- **Records for the exercise**:
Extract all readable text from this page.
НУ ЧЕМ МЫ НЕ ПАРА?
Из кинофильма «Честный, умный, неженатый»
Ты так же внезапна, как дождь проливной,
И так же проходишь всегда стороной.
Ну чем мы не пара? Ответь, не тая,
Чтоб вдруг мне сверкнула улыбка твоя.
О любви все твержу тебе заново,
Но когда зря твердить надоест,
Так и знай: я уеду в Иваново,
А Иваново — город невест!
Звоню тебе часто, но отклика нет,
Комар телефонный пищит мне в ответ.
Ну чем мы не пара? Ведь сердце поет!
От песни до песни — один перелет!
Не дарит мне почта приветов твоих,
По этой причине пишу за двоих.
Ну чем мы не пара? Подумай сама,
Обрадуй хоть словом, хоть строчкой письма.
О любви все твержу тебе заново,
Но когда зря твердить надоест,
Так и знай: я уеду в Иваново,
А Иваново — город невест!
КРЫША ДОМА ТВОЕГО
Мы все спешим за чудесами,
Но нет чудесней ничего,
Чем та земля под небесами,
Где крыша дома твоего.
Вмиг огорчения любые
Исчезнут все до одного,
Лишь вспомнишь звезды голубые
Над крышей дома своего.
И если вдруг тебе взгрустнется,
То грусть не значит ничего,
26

- **The request**:
Here, the records must be output exactly and in full.

- **Result of the exercise**:
Extract all readable text from this page.
НУ ЧЕМ МЫ НЕ ПАРА?
Из кинофильма «Честный, умный, неженатый»
Ты так же внезапна, как дождь проливной,
И так же проходишь всегда стороной.
Ну чем мы не пара? Ответь, не тая,
Чтоб вдруг мне сверкнула улыбка твоя.
О любви все твержу тебе заново,
Но когда зря твердить надоест,
Так и знай: я уеду в Иваново,
А Иваново — город невест!
Звоню тебе часто, но отклика нет,
Комар телефонный пищит мне в ответ.
Ну чем мы не пара? Ведь сердце поет!
От песни до песни — один перелет!
Не дарит мне почта приветов твоих,
По этой причине пишу за двоих.
Ну чем мы не пара? Подумай сама,
Обрадуй хоть словом, хоть строчкой письма.
О любви все твержу тебе заново,
Но когда зря твердить надоест,
Так и знай: я уеду в Иваново,
А Иваново — город невест!
КРЫША ДОМА ТВОЕГО
Мы все спешим за чудесами,
Но нет чудесней ничего,
Чем та земля под небесами,
Где крыша дома твоего.
Вмиг огорчения любые
Исчезнут все до одного,
Лишь вспомнишь звезды голубые
Над крышей дома своего.
И если вдруг тебе взгрустнется,
То грусть не значит ничего,
26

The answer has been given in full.